Problem description
Report how many lines contain "timestamptz". The answer is a single number.

Data rows
☆ ☆ ☆ ☆ ☆
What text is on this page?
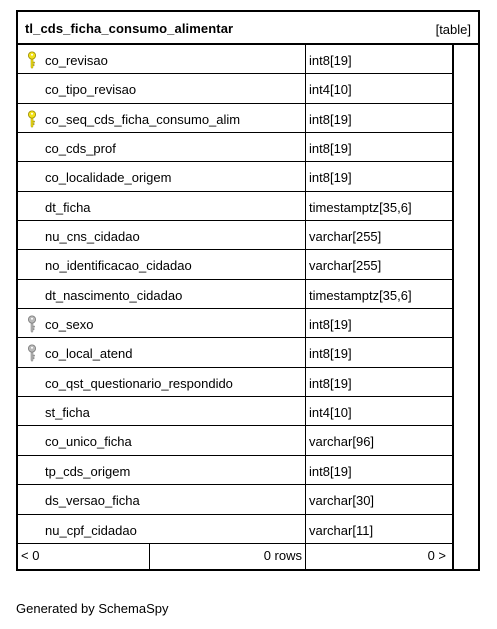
tl_cds_ficha_consumo_alimentar	[table]
co_revisao	int8[19]
co_tipo_revisao	int4[10]
co_seq_cds_ficha_consumo_alim	int8[19]
co_cds_prof	int8[19]
co_localidade_origem	int8[19]
dt_ficha	timestamptz[35,6]
nu_cns_cidadao	varchar[255]
no_identificacao_cidadao	varchar[255]
dt_nascimento_cidadao	timestamptz[35,6]
co_sexo	int8[19]
co_local_atend	int8[19]
co_qst_questionario_respondido	int8[19]
st_ficha	int4[10]
co_unico_ficha	varchar[96]
tp_cds_origem	int8[19]
ds_versao_ficha	varchar[30]
nu_cpf_cidadao	varchar[11]
< 0	0 rows	0 >
Generated by SchemaSpy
☆ ☆ ☆ ☆ ☆
Written response
2